== DATA RECORDS
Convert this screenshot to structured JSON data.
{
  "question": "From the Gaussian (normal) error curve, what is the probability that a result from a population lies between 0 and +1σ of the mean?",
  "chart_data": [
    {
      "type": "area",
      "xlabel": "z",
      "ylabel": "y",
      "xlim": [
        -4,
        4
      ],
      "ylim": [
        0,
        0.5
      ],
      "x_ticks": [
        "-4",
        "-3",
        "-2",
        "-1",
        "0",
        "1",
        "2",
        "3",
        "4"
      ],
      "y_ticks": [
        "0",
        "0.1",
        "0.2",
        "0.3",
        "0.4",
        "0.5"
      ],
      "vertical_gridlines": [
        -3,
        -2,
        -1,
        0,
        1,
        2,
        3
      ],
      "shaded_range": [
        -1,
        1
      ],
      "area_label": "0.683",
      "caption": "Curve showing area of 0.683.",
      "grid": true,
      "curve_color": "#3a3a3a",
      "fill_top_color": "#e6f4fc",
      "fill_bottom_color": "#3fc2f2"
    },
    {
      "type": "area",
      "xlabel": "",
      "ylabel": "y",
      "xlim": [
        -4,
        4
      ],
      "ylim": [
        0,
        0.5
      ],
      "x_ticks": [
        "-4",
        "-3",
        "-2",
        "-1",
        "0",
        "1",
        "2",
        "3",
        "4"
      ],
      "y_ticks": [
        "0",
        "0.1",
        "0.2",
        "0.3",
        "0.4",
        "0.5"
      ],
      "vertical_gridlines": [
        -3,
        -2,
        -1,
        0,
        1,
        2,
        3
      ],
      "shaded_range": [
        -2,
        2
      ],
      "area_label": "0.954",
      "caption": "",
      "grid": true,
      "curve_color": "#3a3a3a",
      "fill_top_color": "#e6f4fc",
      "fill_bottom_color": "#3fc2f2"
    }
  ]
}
====
== DATA RECORDS
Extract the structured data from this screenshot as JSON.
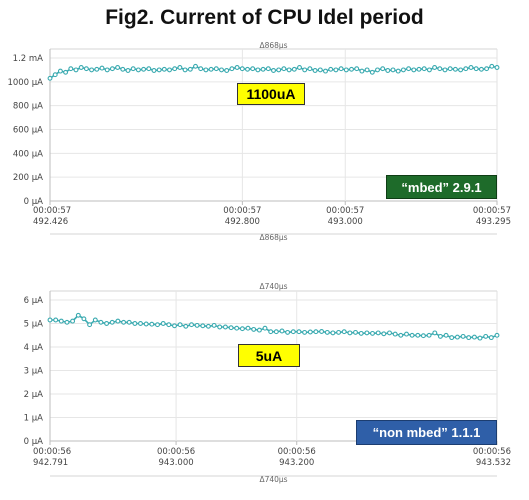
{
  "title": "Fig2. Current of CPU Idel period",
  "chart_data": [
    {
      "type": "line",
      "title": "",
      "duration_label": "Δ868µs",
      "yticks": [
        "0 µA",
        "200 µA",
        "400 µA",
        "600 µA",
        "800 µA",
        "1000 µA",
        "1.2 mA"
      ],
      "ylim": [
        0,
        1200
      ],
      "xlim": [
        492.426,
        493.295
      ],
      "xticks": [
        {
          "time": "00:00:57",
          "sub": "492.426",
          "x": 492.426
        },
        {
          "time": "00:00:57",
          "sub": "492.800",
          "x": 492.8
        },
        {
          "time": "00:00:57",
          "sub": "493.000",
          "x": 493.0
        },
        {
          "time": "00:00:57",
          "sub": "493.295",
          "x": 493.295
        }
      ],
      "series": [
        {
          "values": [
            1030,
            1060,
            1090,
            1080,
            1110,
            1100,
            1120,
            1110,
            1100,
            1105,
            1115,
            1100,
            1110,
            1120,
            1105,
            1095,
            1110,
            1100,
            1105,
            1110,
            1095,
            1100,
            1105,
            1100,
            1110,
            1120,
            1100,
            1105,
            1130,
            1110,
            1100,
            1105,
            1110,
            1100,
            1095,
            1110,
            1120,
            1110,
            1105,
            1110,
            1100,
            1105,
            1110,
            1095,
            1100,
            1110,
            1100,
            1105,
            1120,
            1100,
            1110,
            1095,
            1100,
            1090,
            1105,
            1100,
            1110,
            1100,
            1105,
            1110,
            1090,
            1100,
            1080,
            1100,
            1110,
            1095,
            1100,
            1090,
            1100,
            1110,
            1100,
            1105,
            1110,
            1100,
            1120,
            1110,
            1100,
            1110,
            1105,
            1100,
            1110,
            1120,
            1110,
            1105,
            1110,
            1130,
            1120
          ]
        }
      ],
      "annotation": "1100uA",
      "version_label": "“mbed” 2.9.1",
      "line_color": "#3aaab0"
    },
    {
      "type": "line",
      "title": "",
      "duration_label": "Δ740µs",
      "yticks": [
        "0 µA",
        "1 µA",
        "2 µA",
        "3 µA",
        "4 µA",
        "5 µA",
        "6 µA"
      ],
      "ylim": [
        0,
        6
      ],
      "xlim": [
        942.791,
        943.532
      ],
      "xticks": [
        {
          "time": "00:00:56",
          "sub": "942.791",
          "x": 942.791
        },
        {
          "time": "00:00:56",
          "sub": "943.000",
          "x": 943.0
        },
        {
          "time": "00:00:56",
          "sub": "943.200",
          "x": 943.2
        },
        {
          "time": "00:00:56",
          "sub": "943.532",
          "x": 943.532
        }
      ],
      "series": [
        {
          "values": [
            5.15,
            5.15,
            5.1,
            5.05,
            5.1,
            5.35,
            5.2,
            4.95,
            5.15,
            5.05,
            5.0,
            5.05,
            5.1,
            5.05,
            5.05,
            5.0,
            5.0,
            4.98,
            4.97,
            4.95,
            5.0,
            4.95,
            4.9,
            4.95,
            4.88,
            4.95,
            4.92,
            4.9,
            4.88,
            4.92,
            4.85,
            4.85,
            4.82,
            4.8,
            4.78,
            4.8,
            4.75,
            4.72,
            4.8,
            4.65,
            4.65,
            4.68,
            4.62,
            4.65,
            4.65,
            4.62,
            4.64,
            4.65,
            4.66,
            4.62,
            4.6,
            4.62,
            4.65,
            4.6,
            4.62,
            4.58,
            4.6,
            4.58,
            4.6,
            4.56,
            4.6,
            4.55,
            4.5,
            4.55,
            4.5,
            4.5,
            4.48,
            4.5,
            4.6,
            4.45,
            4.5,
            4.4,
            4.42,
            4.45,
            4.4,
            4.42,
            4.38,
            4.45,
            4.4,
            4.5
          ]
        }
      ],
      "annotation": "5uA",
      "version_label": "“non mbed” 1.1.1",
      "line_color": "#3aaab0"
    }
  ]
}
====
== DATA RECORDS
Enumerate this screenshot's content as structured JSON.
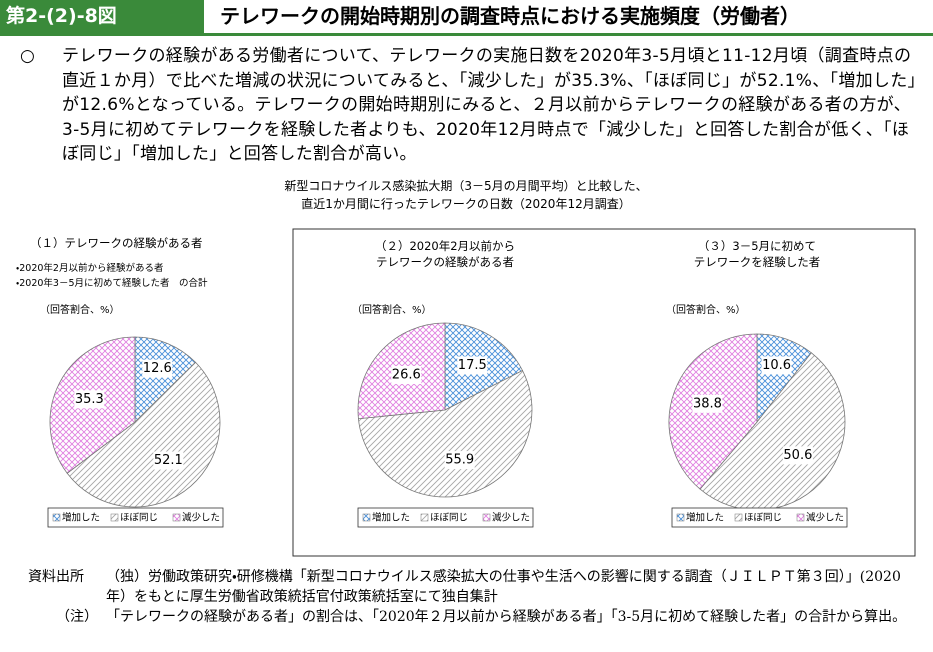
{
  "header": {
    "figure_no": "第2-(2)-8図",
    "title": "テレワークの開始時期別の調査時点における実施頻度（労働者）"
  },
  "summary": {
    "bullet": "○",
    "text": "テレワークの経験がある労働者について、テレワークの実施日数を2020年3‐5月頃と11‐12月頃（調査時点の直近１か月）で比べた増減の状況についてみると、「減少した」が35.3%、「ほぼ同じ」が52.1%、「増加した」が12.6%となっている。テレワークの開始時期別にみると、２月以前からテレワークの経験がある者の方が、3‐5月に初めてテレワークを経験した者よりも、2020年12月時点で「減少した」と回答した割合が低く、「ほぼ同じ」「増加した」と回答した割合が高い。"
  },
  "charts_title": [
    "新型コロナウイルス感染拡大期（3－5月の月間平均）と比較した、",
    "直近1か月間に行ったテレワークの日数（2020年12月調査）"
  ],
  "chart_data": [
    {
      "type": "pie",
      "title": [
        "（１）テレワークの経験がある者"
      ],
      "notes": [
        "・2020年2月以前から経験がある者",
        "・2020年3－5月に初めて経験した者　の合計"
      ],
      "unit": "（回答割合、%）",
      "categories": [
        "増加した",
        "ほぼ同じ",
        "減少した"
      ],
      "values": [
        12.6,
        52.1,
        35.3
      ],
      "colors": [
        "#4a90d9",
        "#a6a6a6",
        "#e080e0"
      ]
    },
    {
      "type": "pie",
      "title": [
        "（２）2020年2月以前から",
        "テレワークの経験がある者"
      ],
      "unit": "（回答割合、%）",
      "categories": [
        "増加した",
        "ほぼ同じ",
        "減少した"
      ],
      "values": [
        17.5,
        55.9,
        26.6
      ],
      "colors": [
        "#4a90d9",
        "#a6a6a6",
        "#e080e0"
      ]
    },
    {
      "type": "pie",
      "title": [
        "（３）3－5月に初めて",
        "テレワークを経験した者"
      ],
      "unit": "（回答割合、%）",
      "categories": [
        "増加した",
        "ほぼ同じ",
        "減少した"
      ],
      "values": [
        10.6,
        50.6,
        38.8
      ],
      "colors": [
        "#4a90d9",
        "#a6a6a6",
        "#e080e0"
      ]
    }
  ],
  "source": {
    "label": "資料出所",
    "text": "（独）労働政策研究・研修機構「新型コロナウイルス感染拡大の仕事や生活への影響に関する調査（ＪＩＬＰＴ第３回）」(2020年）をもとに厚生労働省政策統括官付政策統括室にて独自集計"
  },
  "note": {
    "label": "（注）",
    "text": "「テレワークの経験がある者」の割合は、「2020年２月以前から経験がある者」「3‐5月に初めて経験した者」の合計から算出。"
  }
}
====
GOAL OF THE EXERCISE.
Find the string "mbed" in the listing and return every line that holds it.

EXERCISE OUTPUT.
      "version_label": "“mbed” 2.9.1",
      "version_label": "“non mbed” 1.1.1",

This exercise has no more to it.